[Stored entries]
— start —

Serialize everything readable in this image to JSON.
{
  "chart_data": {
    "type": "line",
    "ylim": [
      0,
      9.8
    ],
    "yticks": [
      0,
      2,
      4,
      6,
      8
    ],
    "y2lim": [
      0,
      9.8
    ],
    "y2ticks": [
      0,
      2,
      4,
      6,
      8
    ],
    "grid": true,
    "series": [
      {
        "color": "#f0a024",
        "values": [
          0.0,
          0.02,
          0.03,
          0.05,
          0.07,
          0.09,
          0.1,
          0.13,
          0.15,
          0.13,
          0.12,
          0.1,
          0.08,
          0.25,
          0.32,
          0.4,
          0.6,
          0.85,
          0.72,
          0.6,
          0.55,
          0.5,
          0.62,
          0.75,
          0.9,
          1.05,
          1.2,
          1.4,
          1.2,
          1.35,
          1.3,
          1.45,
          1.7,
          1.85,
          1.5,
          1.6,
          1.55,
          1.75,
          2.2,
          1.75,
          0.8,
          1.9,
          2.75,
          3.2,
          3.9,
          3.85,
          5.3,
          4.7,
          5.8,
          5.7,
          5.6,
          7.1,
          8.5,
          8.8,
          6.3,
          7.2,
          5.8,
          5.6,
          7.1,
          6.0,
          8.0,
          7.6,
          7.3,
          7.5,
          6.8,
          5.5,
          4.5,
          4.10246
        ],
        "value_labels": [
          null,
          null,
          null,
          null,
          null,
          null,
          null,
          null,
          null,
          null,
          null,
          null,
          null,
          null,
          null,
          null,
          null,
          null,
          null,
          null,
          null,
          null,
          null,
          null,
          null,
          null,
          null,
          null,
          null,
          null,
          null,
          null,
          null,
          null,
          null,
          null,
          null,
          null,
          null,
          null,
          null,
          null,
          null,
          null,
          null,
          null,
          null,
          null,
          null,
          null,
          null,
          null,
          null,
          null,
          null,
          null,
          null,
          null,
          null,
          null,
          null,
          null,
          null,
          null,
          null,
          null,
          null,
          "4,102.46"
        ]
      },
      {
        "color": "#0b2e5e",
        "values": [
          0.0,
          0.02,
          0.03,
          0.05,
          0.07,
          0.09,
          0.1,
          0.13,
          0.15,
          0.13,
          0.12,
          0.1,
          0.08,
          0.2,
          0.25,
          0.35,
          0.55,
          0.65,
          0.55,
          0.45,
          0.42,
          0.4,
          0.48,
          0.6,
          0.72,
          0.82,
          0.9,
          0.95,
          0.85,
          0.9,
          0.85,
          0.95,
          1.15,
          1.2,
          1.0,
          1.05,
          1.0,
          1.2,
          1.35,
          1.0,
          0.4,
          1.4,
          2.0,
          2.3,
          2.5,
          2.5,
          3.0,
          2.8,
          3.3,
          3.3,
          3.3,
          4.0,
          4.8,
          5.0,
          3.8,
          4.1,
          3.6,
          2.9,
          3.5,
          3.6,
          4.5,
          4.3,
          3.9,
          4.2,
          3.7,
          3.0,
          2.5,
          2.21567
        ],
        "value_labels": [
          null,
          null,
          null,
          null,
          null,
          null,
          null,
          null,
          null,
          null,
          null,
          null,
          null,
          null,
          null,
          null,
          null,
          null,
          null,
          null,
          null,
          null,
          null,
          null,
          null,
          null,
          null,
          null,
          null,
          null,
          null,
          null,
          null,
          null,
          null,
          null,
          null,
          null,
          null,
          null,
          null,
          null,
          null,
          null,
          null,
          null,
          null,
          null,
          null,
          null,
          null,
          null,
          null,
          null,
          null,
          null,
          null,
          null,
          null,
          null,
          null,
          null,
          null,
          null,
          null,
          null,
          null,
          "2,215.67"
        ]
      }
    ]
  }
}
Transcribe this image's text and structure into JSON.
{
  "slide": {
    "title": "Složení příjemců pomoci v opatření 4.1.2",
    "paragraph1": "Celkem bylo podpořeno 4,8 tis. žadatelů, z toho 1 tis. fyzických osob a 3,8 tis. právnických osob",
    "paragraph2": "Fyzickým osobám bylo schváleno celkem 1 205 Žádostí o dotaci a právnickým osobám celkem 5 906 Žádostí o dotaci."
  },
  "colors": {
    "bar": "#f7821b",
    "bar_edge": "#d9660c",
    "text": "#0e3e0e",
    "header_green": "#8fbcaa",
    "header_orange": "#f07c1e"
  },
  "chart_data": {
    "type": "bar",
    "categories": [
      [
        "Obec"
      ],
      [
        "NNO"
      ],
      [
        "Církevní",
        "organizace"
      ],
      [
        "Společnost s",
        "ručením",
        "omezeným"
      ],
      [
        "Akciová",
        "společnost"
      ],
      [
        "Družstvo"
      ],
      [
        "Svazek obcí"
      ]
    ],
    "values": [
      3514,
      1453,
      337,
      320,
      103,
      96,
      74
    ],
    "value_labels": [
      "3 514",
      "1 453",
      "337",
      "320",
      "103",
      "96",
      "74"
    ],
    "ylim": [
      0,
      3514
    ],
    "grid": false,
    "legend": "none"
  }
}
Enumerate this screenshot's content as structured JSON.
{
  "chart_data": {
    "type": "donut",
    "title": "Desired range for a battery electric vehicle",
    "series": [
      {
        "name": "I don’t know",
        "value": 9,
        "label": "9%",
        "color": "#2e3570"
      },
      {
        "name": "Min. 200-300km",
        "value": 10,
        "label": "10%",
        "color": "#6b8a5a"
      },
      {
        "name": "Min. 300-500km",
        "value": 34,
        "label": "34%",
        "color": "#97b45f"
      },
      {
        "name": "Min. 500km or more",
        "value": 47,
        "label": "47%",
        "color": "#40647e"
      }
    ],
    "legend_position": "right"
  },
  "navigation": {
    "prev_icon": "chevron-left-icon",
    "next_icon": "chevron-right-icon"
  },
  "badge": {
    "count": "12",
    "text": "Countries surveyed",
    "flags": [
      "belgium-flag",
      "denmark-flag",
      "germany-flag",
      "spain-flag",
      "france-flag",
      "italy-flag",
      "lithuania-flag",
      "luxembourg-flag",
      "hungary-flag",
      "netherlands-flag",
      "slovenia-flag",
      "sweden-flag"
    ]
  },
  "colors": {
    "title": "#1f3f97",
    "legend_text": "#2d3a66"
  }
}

— end —

PROBLEM DESCRIPTION =>
Print the records above in full, exactly.

EXERCISE OUTPUT =>
Serialize everything readable in this image to JSON.
{
  "chart_data": {
    "type": "line",
    "ylim": [
      0,
      9.8
    ],
    "yticks": [
      0,
      2,
      4,
      6,
      8
    ],
    "y2lim": [
      0,
      9.8
    ],
    "y2ticks": [
      0,
      2,
      4,
      6,
      8
    ],
    "grid": true,
    "series": [
      {
        "color": "#f0a024",
        "values": [
          0.0,
          0.02,
          0.03,
          0.05,
          0.07,
          0.09,
          0.1,
          0.13,
          0.15,
          0.13,
          0.12,
          0.1,
          0.08,
          0.25,
          0.32,
          0.4,
          0.6,
          0.85,
          0.72,
          0.6,
          0.55,
          0.5,
          0.62,
          0.75,
          0.9,
          1.05,
          1.2,
          1.4,
          1.2,
          1.35,
          1.3,
          1.45,
          1.7,
          1.85,
          1.5,
          1.6,
          1.55,
          1.75,
          2.2,
          1.75,
          0.8,
          1.9,
          2.75,
          3.2,
          3.9,
          3.85,
          5.3,
          4.7,
          5.8,
          5.7,
          5.6,
          7.1,
          8.5,
          8.8,
          6.3,
          7.2,
          5.8,
          5.6,
          7.1,
          6.0,
          8.0,
          7.6,
          7.3,
          7.5,
          6.8,
          5.5,
          4.5,
          4.10246
        ],
        "value_labels": [
          null,
          null,
          null,
          null,
          null,
          null,
          null,
          null,
          null,
          null,
          null,
          null,
          null,
          null,
          null,
          null,
          null,
          null,
          null,
          null,
          null,
          null,
          null,
          null,
          null,
          null,
          null,
          null,
          null,
          null,
          null,
          null,
          null,
          null,
          null,
          null,
          null,
          null,
          null,
          null,
          null,
          null,
          null,
          null,
          null,
          null,
          null,
          null,
          null,
          null,
          null,
          null,
          null,
          null,
          null,
          null,
          null,
          null,
          null,
          null,
          null,
          null,
          null,
          null,
          null,
          null,
          null,
          "4,102.46"
        ]
      },
      {
        "color": "#0b2e5e",
        "values": [
          0.0,
          0.02,
          0.03,
          0.05,
          0.07,
          0.09,
          0.1,
          0.13,
          0.15,
          0.13,
          0.12,
          0.1,
          0.08,
          0.2,
          0.25,
          0.35,
          0.55,
          0.65,
          0.55,
          0.45,
          0.42,
          0.4,
          0.48,
          0.6,
          0.72,
          0.82,
          0.9,
          0.95,
          0.85,
          0.9,
          0.85,
          0.95,
          1.15,
          1.2,
          1.0,
          1.05,
          1.0,
          1.2,
          1.35,
          1.0,
          0.4,
          1.4,
          2.0,
          2.3,
          2.5,
          2.5,
          3.0,
          2.8,
          3.3,
          3.3,
          3.3,
          4.0,
          4.8,
          5.0,
          3.8,
          4.1,
          3.6,
          2.9,
          3.5,
          3.6,
          4.5,
          4.3,
          3.9,
          4.2,
          3.7,
          3.0,
          2.5,
          2.21567
        ],
        "value_labels": [
          null,
          null,
          null,
          null,
          null,
          null,
          null,
          null,
          null,
          null,
          null,
          null,
          null,
          null,
          null,
          null,
          null,
          null,
          null,
          null,
          null,
          null,
          null,
          null,
          null,
          null,
          null,
          null,
          null,
          null,
          null,
          null,
          null,
          null,
          null,
          null,
          null,
          null,
          null,
          null,
          null,
          null,
          null,
          null,
          null,
          null,
          null,
          null,
          null,
          null,
          null,
          null,
          null,
          null,
          null,
          null,
          null,
          null,
          null,
          null,
          null,
          null,
          null,
          null,
          null,
          null,
          null,
          "2,215.67"
        ]
      }
    ]
  }
}
Transcribe this image's text and structure into JSON.
{
  "slide": {
    "title": "Složení příjemců pomoci v opatření 4.1.2",
    "paragraph1": "Celkem bylo podpořeno 4,8 tis. žadatelů, z toho 1 tis. fyzických osob a 3,8 tis. právnických osob",
    "paragraph2": "Fyzickým osobám bylo schváleno celkem 1 205 Žádostí o dotaci a právnickým osobám celkem 5 906 Žádostí o dotaci."
  },
  "colors": {
    "bar": "#f7821b",
    "bar_edge": "#d9660c",
    "text": "#0e3e0e",
    "header_green": "#8fbcaa",
    "header_orange": "#f07c1e"
  },
  "chart_data": {
    "type": "bar",
    "categories": [
      [
        "Obec"
      ],
      [
        "NNO"
      ],
      [
        "Církevní",
        "organizace"
      ],
      [
        "Společnost s",
        "ručením",
        "omezeným"
      ],
      [
        "Akciová",
        "společnost"
      ],
      [
        "Družstvo"
      ],
      [
        "Svazek obcí"
      ]
    ],
    "values": [
      3514,
      1453,
      337,
      320,
      103,
      96,
      74
    ],
    "value_labels": [
      "3 514",
      "1 453",
      "337",
      "320",
      "103",
      "96",
      "74"
    ],
    "ylim": [
      0,
      3514
    ],
    "grid": false,
    "legend": "none"
  }
}
Enumerate this screenshot's content as structured JSON.
{
  "chart_data": {
    "type": "donut",
    "title": "Desired range for a battery electric vehicle",
    "series": [
      {
        "name": "I don’t know",
        "value": 9,
        "label": "9%",
        "color": "#2e3570"
      },
      {
        "name": "Min. 200-300km",
        "value": 10,
        "label": "10%",
        "color": "#6b8a5a"
      },
      {
        "name": "Min. 300-500km",
        "value": 34,
        "label": "34%",
        "color": "#97b45f"
      },
      {
        "name": "Min. 500km or more",
        "value": 47,
        "label": "47%",
        "color": "#40647e"
      }
    ],
    "legend_position": "right"
  },
  "navigation": {
    "prev_icon": "chevron-left-icon",
    "next_icon": "chevron-right-icon"
  },
  "badge": {
    "count": "12",
    "text": "Countries surveyed",
    "flags": [
      "belgium-flag",
      "denmark-flag",
      "germany-flag",
      "spain-flag",
      "france-flag",
      "italy-flag",
      "lithuania-flag",
      "luxembourg-flag",
      "hungary-flag",
      "netherlands-flag",
      "slovenia-flag",
      "sweden-flag"
    ]
  },
  "colors": {
    "title": "#1f3f97",
    "legend_text": "#2d3a66"
  }
}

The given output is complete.